▶ [Data for this task]

*****

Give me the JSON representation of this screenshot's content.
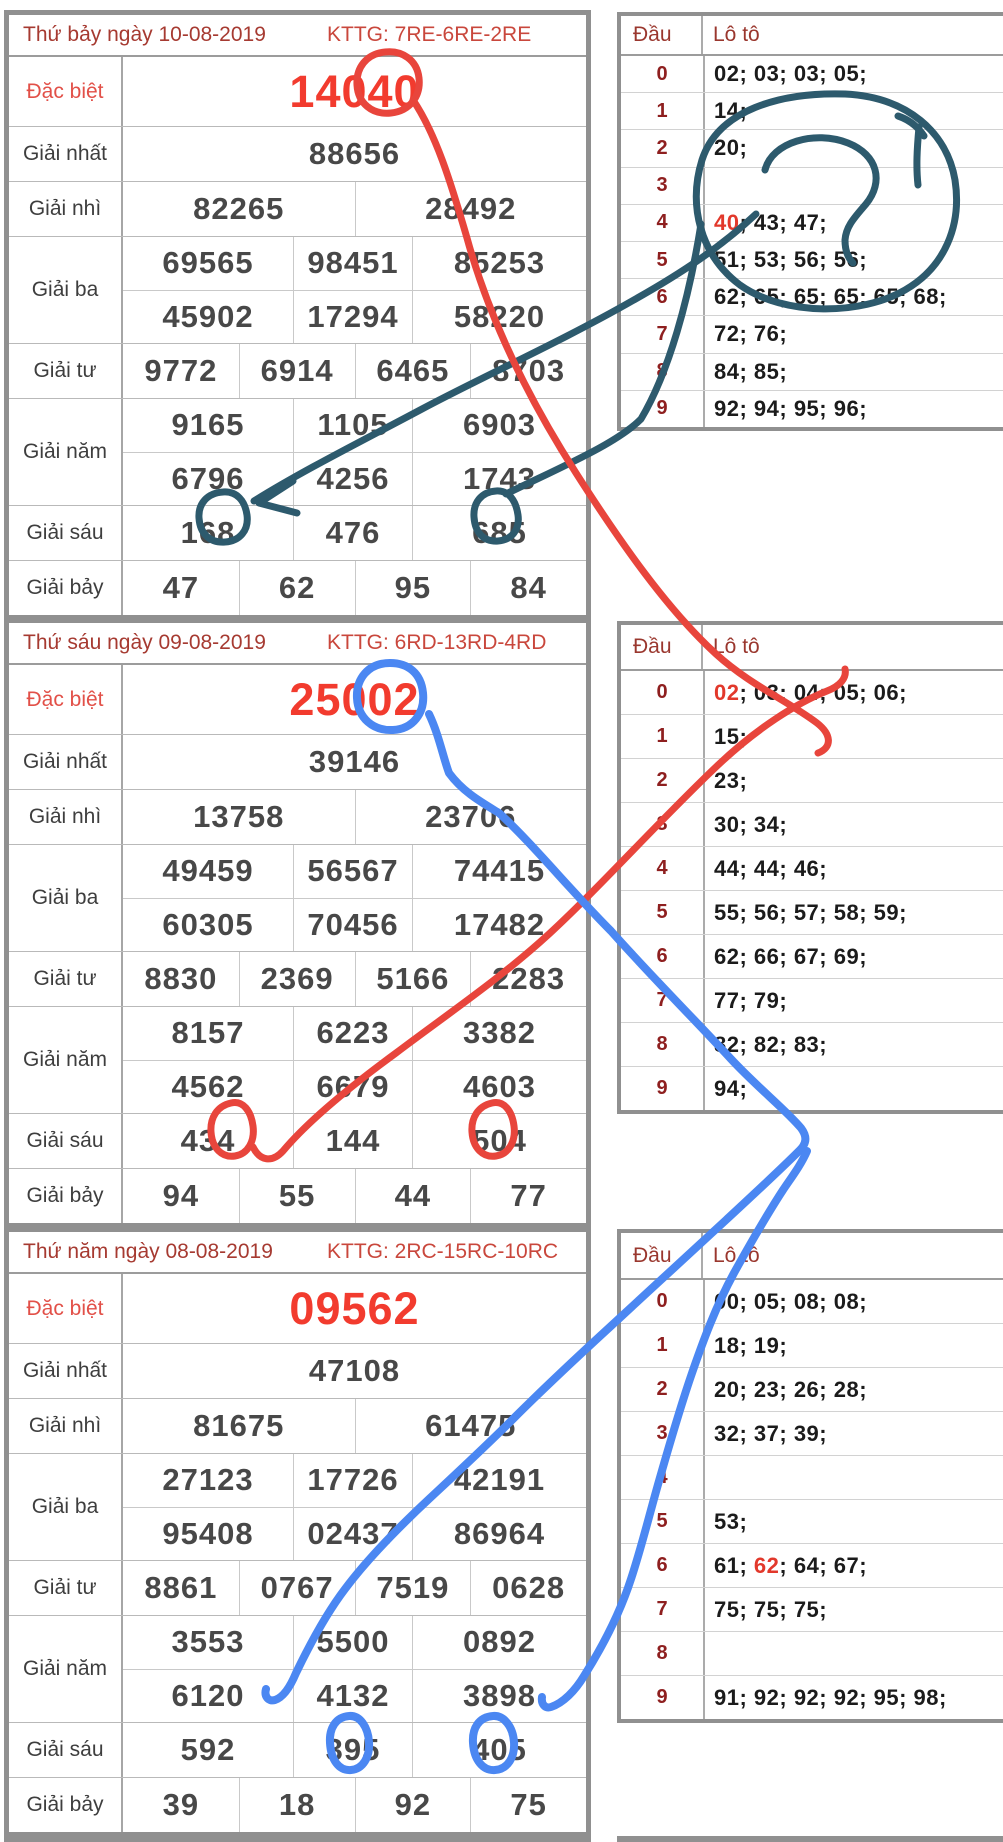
{
  "colors": {
    "date_text": "#a63a31",
    "kttg_text": "#c9473c",
    "special_label": "#e25048",
    "special_number": "#f23b2e",
    "prize_label": "#3e3e3e",
    "prize_number": "#484848",
    "dau_header": "#9a372e",
    "dau_digit": "#8e1f1f",
    "loto_text": "#1b1b1b",
    "loto_highlight": "#e2382b",
    "table_border": "#909090"
  },
  "annotations": {
    "red": "#e8453c",
    "blue": "#4b87f2",
    "teal": "#2d5a6d"
  },
  "sections": [
    {
      "date": "Thứ bảy ngày 10-08-2019",
      "kttg": "KTTG: 7RE-6RE-2RE",
      "prize_rows": [
        {
          "label": "Đặc biệt",
          "special": true,
          "rows": [
            [
              "14040"
            ]
          ]
        },
        {
          "label": "Giải nhất",
          "rows": [
            [
              "88656"
            ]
          ]
        },
        {
          "label": "Giải nhì",
          "rows": [
            [
              "82265",
              "28492"
            ]
          ]
        },
        {
          "label": "Giải ba",
          "rows": [
            [
              "69565",
              "98451",
              "85253"
            ],
            [
              "45902",
              "17294",
              "58220"
            ]
          ]
        },
        {
          "label": "Giải tư",
          "rows": [
            [
              "9772",
              "6914",
              "6465",
              "8703"
            ]
          ]
        },
        {
          "label": "Giải năm",
          "rows": [
            [
              "9165",
              "1105",
              "6903"
            ],
            [
              "6796",
              "4256",
              "1743"
            ]
          ]
        },
        {
          "label": "Giải sáu",
          "rows": [
            [
              "168",
              "476",
              "685"
            ]
          ]
        },
        {
          "label": "Giải bảy",
          "rows": [
            [
              "47",
              "62",
              "95",
              "84"
            ]
          ]
        }
      ],
      "dau_table": {
        "col1": "Đầu",
        "col2": "Lô tô",
        "rows": [
          {
            "digit": "0",
            "parts": [
              {
                "t": "02; 03; 03; 05;"
              }
            ]
          },
          {
            "digit": "1",
            "parts": [
              {
                "t": "14;"
              }
            ]
          },
          {
            "digit": "2",
            "parts": [
              {
                "t": "20;"
              }
            ]
          },
          {
            "digit": "3",
            "parts": []
          },
          {
            "digit": "4",
            "parts": [
              {
                "t": "40",
                "hl": true
              },
              {
                "t": "; 43; 47;"
              }
            ]
          },
          {
            "digit": "5",
            "parts": [
              {
                "t": "51; 53; 56; 56;"
              }
            ]
          },
          {
            "digit": "6",
            "parts": [
              {
                "t": "62; 65; 65; 65; 65; 68;"
              }
            ]
          },
          {
            "digit": "7",
            "parts": [
              {
                "t": "72; 76;"
              }
            ]
          },
          {
            "digit": "8",
            "parts": [
              {
                "t": "84; 85;"
              }
            ]
          },
          {
            "digit": "9",
            "parts": [
              {
                "t": "92; 94; 95; 96;"
              }
            ]
          }
        ]
      }
    },
    {
      "date": "Thứ sáu ngày 09-08-2019",
      "kttg": "KTTG: 6RD-13RD-4RD",
      "prize_rows": [
        {
          "label": "Đặc biệt",
          "special": true,
          "rows": [
            [
              "25002"
            ]
          ]
        },
        {
          "label": "Giải nhất",
          "rows": [
            [
              "39146"
            ]
          ]
        },
        {
          "label": "Giải nhì",
          "rows": [
            [
              "13758",
              "23706"
            ]
          ]
        },
        {
          "label": "Giải ba",
          "rows": [
            [
              "49459",
              "56567",
              "74415"
            ],
            [
              "60305",
              "70456",
              "17482"
            ]
          ]
        },
        {
          "label": "Giải tư",
          "rows": [
            [
              "8830",
              "2369",
              "5166",
              "2283"
            ]
          ]
        },
        {
          "label": "Giải năm",
          "rows": [
            [
              "8157",
              "6223",
              "3382"
            ],
            [
              "4562",
              "6679",
              "4603"
            ]
          ]
        },
        {
          "label": "Giải sáu",
          "rows": [
            [
              "434",
              "144",
              "504"
            ]
          ]
        },
        {
          "label": "Giải bảy",
          "rows": [
            [
              "94",
              "55",
              "44",
              "77"
            ]
          ]
        }
      ],
      "dau_table": {
        "col1": "Đầu",
        "col2": "Lô tô",
        "rows": [
          {
            "digit": "0",
            "parts": [
              {
                "t": "02",
                "hl": true
              },
              {
                "t": "; 03; 04; 05; 06;"
              }
            ]
          },
          {
            "digit": "1",
            "parts": [
              {
                "t": "15;"
              }
            ]
          },
          {
            "digit": "2",
            "parts": [
              {
                "t": "23;"
              }
            ]
          },
          {
            "digit": "3",
            "parts": [
              {
                "t": "30; 34;"
              }
            ]
          },
          {
            "digit": "4",
            "parts": [
              {
                "t": "44; 44; 46;"
              }
            ]
          },
          {
            "digit": "5",
            "parts": [
              {
                "t": "55; 56; 57; 58; 59;"
              }
            ]
          },
          {
            "digit": "6",
            "parts": [
              {
                "t": "62; 66; 67; 69;"
              }
            ]
          },
          {
            "digit": "7",
            "parts": [
              {
                "t": "77; 79;"
              }
            ]
          },
          {
            "digit": "8",
            "parts": [
              {
                "t": "82; 82; 83;"
              }
            ]
          },
          {
            "digit": "9",
            "parts": [
              {
                "t": "94;"
              }
            ]
          }
        ]
      }
    },
    {
      "date": "Thứ năm ngày 08-08-2019",
      "kttg": "KTTG: 2RC-15RC-10RC",
      "prize_rows": [
        {
          "label": "Đặc biệt",
          "special": true,
          "rows": [
            [
              "09562"
            ]
          ]
        },
        {
          "label": "Giải nhất",
          "rows": [
            [
              "47108"
            ]
          ]
        },
        {
          "label": "Giải nhì",
          "rows": [
            [
              "81675",
              "61475"
            ]
          ]
        },
        {
          "label": "Giải ba",
          "rows": [
            [
              "27123",
              "17726",
              "42191"
            ],
            [
              "95408",
              "02437",
              "86964"
            ]
          ]
        },
        {
          "label": "Giải tư",
          "rows": [
            [
              "8861",
              "0767",
              "7519",
              "0628"
            ]
          ]
        },
        {
          "label": "Giải năm",
          "rows": [
            [
              "3553",
              "5500",
              "0892"
            ],
            [
              "6120",
              "4132",
              "3898"
            ]
          ]
        },
        {
          "label": "Giải sáu",
          "rows": [
            [
              "592",
              "395",
              "405"
            ]
          ]
        },
        {
          "label": "Giải bảy",
          "rows": [
            [
              "39",
              "18",
              "92",
              "75"
            ]
          ]
        }
      ],
      "dau_table": {
        "col1": "Đầu",
        "col2": "Lô tô",
        "rows": [
          {
            "digit": "0",
            "parts": [
              {
                "t": "00; 05; 08; 08;"
              }
            ]
          },
          {
            "digit": "1",
            "parts": [
              {
                "t": "18; 19;"
              }
            ]
          },
          {
            "digit": "2",
            "parts": [
              {
                "t": "20; 23; 26; 28;"
              }
            ]
          },
          {
            "digit": "3",
            "parts": [
              {
                "t": "32; 37; 39;"
              }
            ]
          },
          {
            "digit": "4",
            "parts": []
          },
          {
            "digit": "5",
            "parts": [
              {
                "t": "53;"
              }
            ]
          },
          {
            "digit": "6",
            "parts": [
              {
                "t": "61; "
              },
              {
                "t": "62",
                "hl": true
              },
              {
                "t": "; 64; 67;"
              }
            ]
          },
          {
            "digit": "7",
            "parts": [
              {
                "t": "75; 75; 75;"
              }
            ]
          },
          {
            "digit": "8",
            "parts": []
          },
          {
            "digit": "9",
            "parts": [
              {
                "t": "91; 92; 92; 92; 95; 98;"
              }
            ]
          }
        ]
      }
    }
  ]
}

*****

▶ [Problem details]
Output the full set of records above without changing a word, and drop the images.

▶ [Output]
Give me the JSON representation of this screenshot's content.
{
  "colors": {
    "date_text": "#a63a31",
    "kttg_text": "#c9473c",
    "special_label": "#e25048",
    "special_number": "#f23b2e",
    "prize_label": "#3e3e3e",
    "prize_number": "#484848",
    "dau_header": "#9a372e",
    "dau_digit": "#8e1f1f",
    "loto_text": "#1b1b1b",
    "loto_highlight": "#e2382b",
    "table_border": "#909090"
  },
  "annotations": {
    "red": "#e8453c",
    "blue": "#4b87f2",
    "teal": "#2d5a6d"
  },
  "sections": [
    {
      "date": "Thứ bảy ngày 10-08-2019",
      "kttg": "KTTG: 7RE-6RE-2RE",
      "prize_rows": [
        {
          "label": "Đặc biệt",
          "special": true,
          "rows": [
            [
              "14040"
            ]
          ]
        },
        {
          "label": "Giải nhất",
          "rows": [
            [
              "88656"
            ]
          ]
        },
        {
          "label": "Giải nhì",
          "rows": [
            [
              "82265",
              "28492"
            ]
          ]
        },
        {
          "label": "Giải ba",
          "rows": [
            [
              "69565",
              "98451",
              "85253"
            ],
            [
              "45902",
              "17294",
              "58220"
            ]
          ]
        },
        {
          "label": "Giải tư",
          "rows": [
            [
              "9772",
              "6914",
              "6465",
              "8703"
            ]
          ]
        },
        {
          "label": "Giải năm",
          "rows": [
            [
              "9165",
              "1105",
              "6903"
            ],
            [
              "6796",
              "4256",
              "1743"
            ]
          ]
        },
        {
          "label": "Giải sáu",
          "rows": [
            [
              "168",
              "476",
              "685"
            ]
          ]
        },
        {
          "label": "Giải bảy",
          "rows": [
            [
              "47",
              "62",
              "95",
              "84"
            ]
          ]
        }
      ],
      "dau_table": {
        "col1": "Đầu",
        "col2": "Lô tô",
        "rows": [
          {
            "digit": "0",
            "parts": [
              {
                "t": "02; 03; 03; 05;"
              }
            ]
          },
          {
            "digit": "1",
            "parts": [
              {
                "t": "14;"
              }
            ]
          },
          {
            "digit": "2",
            "parts": [
              {
                "t": "20;"
              }
            ]
          },
          {
            "digit": "3",
            "parts": []
          },
          {
            "digit": "4",
            "parts": [
              {
                "t": "40",
                "hl": true
              },
              {
                "t": "; 43; 47;"
              }
            ]
          },
          {
            "digit": "5",
            "parts": [
              {
                "t": "51; 53; 56; 56;"
              }
            ]
          },
          {
            "digit": "6",
            "parts": [
              {
                "t": "62; 65; 65; 65; 65; 68;"
              }
            ]
          },
          {
            "digit": "7",
            "parts": [
              {
                "t": "72; 76;"
              }
            ]
          },
          {
            "digit": "8",
            "parts": [
              {
                "t": "84; 85;"
              }
            ]
          },
          {
            "digit": "9",
            "parts": [
              {
                "t": "92; 94; 95; 96;"
              }
            ]
          }
        ]
      }
    },
    {
      "date": "Thứ sáu ngày 09-08-2019",
      "kttg": "KTTG: 6RD-13RD-4RD",
      "prize_rows": [
        {
          "label": "Đặc biệt",
          "special": true,
          "rows": [
            [
              "25002"
            ]
          ]
        },
        {
          "label": "Giải nhất",
          "rows": [
            [
              "39146"
            ]
          ]
        },
        {
          "label": "Giải nhì",
          "rows": [
            [
              "13758",
              "23706"
            ]
          ]
        },
        {
          "label": "Giải ba",
          "rows": [
            [
              "49459",
              "56567",
              "74415"
            ],
            [
              "60305",
              "70456",
              "17482"
            ]
          ]
        },
        {
          "label": "Giải tư",
          "rows": [
            [
              "8830",
              "2369",
              "5166",
              "2283"
            ]
          ]
        },
        {
          "label": "Giải năm",
          "rows": [
            [
              "8157",
              "6223",
              "3382"
            ],
            [
              "4562",
              "6679",
              "4603"
            ]
          ]
        },
        {
          "label": "Giải sáu",
          "rows": [
            [
              "434",
              "144",
              "504"
            ]
          ]
        },
        {
          "label": "Giải bảy",
          "rows": [
            [
              "94",
              "55",
              "44",
              "77"
            ]
          ]
        }
      ],
      "dau_table": {
        "col1": "Đầu",
        "col2": "Lô tô",
        "rows": [
          {
            "digit": "0",
            "parts": [
              {
                "t": "02",
                "hl": true
              },
              {
                "t": "; 03; 04; 05; 06;"
              }
            ]
          },
          {
            "digit": "1",
            "parts": [
              {
                "t": "15;"
              }
            ]
          },
          {
            "digit": "2",
            "parts": [
              {
                "t": "23;"
              }
            ]
          },
          {
            "digit": "3",
            "parts": [
              {
                "t": "30; 34;"
              }
            ]
          },
          {
            "digit": "4",
            "parts": [
              {
                "t": "44; 44; 46;"
              }
            ]
          },
          {
            "digit": "5",
            "parts": [
              {
                "t": "55; 56; 57; 58; 59;"
              }
            ]
          },
          {
            "digit": "6",
            "parts": [
              {
                "t": "62; 66; 67; 69;"
              }
            ]
          },
          {
            "digit": "7",
            "parts": [
              {
                "t": "77; 79;"
              }
            ]
          },
          {
            "digit": "8",
            "parts": [
              {
                "t": "82; 82; 83;"
              }
            ]
          },
          {
            "digit": "9",
            "parts": [
              {
                "t": "94;"
              }
            ]
          }
        ]
      }
    },
    {
      "date": "Thứ năm ngày 08-08-2019",
      "kttg": "KTTG: 2RC-15RC-10RC",
      "prize_rows": [
        {
          "label": "Đặc biệt",
          "special": true,
          "rows": [
            [
              "09562"
            ]
          ]
        },
        {
          "label": "Giải nhất",
          "rows": [
            [
              "47108"
            ]
          ]
        },
        {
          "label": "Giải nhì",
          "rows": [
            [
              "81675",
              "61475"
            ]
          ]
        },
        {
          "label": "Giải ba",
          "rows": [
            [
              "27123",
              "17726",
              "42191"
            ],
            [
              "95408",
              "02437",
              "86964"
            ]
          ]
        },
        {
          "label": "Giải tư",
          "rows": [
            [
              "8861",
              "0767",
              "7519",
              "0628"
            ]
          ]
        },
        {
          "label": "Giải năm",
          "rows": [
            [
              "3553",
              "5500",
              "0892"
            ],
            [
              "6120",
              "4132",
              "3898"
            ]
          ]
        },
        {
          "label": "Giải sáu",
          "rows": [
            [
              "592",
              "395",
              "405"
            ]
          ]
        },
        {
          "label": "Giải bảy",
          "rows": [
            [
              "39",
              "18",
              "92",
              "75"
            ]
          ]
        }
      ],
      "dau_table": {
        "col1": "Đầu",
        "col2": "Lô tô",
        "rows": [
          {
            "digit": "0",
            "parts": [
              {
                "t": "00; 05; 08; 08;"
              }
            ]
          },
          {
            "digit": "1",
            "parts": [
              {
                "t": "18; 19;"
              }
            ]
          },
          {
            "digit": "2",
            "parts": [
              {
                "t": "20; 23; 26; 28;"
              }
            ]
          },
          {
            "digit": "3",
            "parts": [
              {
                "t": "32; 37; 39;"
              }
            ]
          },
          {
            "digit": "4",
            "parts": []
          },
          {
            "digit": "5",
            "parts": [
              {
                "t": "53;"
              }
            ]
          },
          {
            "digit": "6",
            "parts": [
              {
                "t": "61; "
              },
              {
                "t": "62",
                "hl": true
              },
              {
                "t": "; 64; 67;"
              }
            ]
          },
          {
            "digit": "7",
            "parts": [
              {
                "t": "75; 75; 75;"
              }
            ]
          },
          {
            "digit": "8",
            "parts": []
          },
          {
            "digit": "9",
            "parts": [
              {
                "t": "91; 92; 92; 92; 95; 98;"
              }
            ]
          }
        ]
      }
    }
  ]
}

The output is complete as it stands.